→ Work to complete: Omit the pictures from the entries below and retype everything else exactly.

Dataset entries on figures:
******************************

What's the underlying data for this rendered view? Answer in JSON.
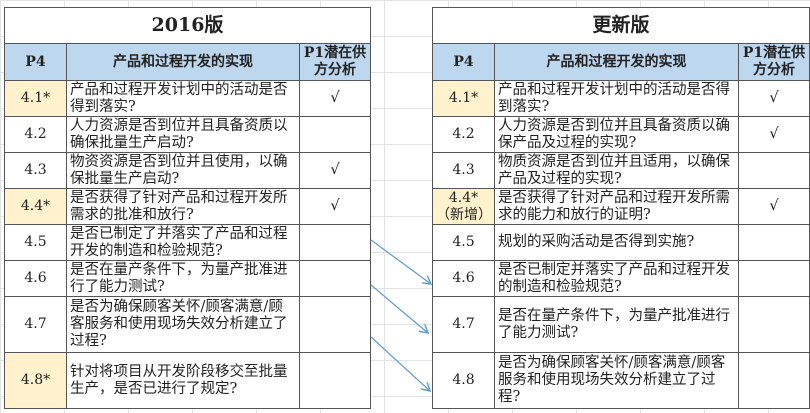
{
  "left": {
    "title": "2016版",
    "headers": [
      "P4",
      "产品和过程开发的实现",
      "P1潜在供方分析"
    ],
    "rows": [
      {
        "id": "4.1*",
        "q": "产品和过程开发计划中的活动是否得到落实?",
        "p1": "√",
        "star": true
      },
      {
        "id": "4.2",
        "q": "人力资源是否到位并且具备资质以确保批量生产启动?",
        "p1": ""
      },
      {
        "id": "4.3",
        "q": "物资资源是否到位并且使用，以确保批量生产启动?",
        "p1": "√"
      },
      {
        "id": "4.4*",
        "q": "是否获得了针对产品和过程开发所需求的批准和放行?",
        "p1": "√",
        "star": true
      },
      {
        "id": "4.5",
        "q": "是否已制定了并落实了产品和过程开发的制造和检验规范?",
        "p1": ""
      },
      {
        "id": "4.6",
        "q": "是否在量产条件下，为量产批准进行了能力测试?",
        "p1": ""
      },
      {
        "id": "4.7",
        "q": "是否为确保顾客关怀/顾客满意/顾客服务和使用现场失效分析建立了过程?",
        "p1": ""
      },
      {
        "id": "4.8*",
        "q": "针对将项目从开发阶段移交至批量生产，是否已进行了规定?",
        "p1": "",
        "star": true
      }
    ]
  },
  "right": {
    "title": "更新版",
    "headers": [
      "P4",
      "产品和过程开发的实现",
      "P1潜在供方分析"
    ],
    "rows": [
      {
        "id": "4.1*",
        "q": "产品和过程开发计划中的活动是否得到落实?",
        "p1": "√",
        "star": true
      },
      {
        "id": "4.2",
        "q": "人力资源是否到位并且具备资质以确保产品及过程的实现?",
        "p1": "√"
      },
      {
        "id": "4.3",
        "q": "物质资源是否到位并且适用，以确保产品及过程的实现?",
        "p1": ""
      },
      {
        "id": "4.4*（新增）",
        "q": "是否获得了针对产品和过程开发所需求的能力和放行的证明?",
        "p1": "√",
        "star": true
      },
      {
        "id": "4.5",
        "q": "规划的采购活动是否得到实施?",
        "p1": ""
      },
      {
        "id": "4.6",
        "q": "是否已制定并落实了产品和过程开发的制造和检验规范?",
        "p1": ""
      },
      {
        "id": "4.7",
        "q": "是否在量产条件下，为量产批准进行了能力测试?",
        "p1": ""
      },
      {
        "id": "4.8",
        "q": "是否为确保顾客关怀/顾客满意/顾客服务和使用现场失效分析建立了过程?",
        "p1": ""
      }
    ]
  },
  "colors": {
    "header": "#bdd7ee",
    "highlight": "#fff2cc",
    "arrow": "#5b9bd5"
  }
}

******************************

→ Solution to the problem:
What's the underlying data for this rendered view? Answer in JSON.
{
  "left": {
    "title": "2016版",
    "headers": [
      "P4",
      "产品和过程开发的实现",
      "P1潜在供方分析"
    ],
    "rows": [
      {
        "id": "4.1*",
        "q": "产品和过程开发计划中的活动是否得到落实?",
        "p1": "√",
        "star": true
      },
      {
        "id": "4.2",
        "q": "人力资源是否到位并且具备资质以确保批量生产启动?",
        "p1": ""
      },
      {
        "id": "4.3",
        "q": "物资资源是否到位并且使用，以确保批量生产启动?",
        "p1": "√"
      },
      {
        "id": "4.4*",
        "q": "是否获得了针对产品和过程开发所需求的批准和放行?",
        "p1": "√",
        "star": true
      },
      {
        "id": "4.5",
        "q": "是否已制定了并落实了产品和过程开发的制造和检验规范?",
        "p1": ""
      },
      {
        "id": "4.6",
        "q": "是否在量产条件下，为量产批准进行了能力测试?",
        "p1": ""
      },
      {
        "id": "4.7",
        "q": "是否为确保顾客关怀/顾客满意/顾客服务和使用现场失效分析建立了过程?",
        "p1": ""
      },
      {
        "id": "4.8*",
        "q": "针对将项目从开发阶段移交至批量生产，是否已进行了规定?",
        "p1": "",
        "star": true
      }
    ]
  },
  "right": {
    "title": "更新版",
    "headers": [
      "P4",
      "产品和过程开发的实现",
      "P1潜在供方分析"
    ],
    "rows": [
      {
        "id": "4.1*",
        "q": "产品和过程开发计划中的活动是否得到落实?",
        "p1": "√",
        "star": true
      },
      {
        "id": "4.2",
        "q": "人力资源是否到位并且具备资质以确保产品及过程的实现?",
        "p1": "√"
      },
      {
        "id": "4.3",
        "q": "物质资源是否到位并且适用，以确保产品及过程的实现?",
        "p1": ""
      },
      {
        "id": "4.4*（新增）",
        "q": "是否获得了针对产品和过程开发所需求的能力和放行的证明?",
        "p1": "√",
        "star": true
      },
      {
        "id": "4.5",
        "q": "规划的采购活动是否得到实施?",
        "p1": ""
      },
      {
        "id": "4.6",
        "q": "是否已制定并落实了产品和过程开发的制造和检验规范?",
        "p1": ""
      },
      {
        "id": "4.7",
        "q": "是否在量产条件下，为量产批准进行了能力测试?",
        "p1": ""
      },
      {
        "id": "4.8",
        "q": "是否为确保顾客关怀/顾客满意/顾客服务和使用现场失效分析建立了过程?",
        "p1": ""
      }
    ]
  },
  "colors": {
    "header": "#bdd7ee",
    "highlight": "#fff2cc",
    "arrow": "#5b9bd5"
  }
}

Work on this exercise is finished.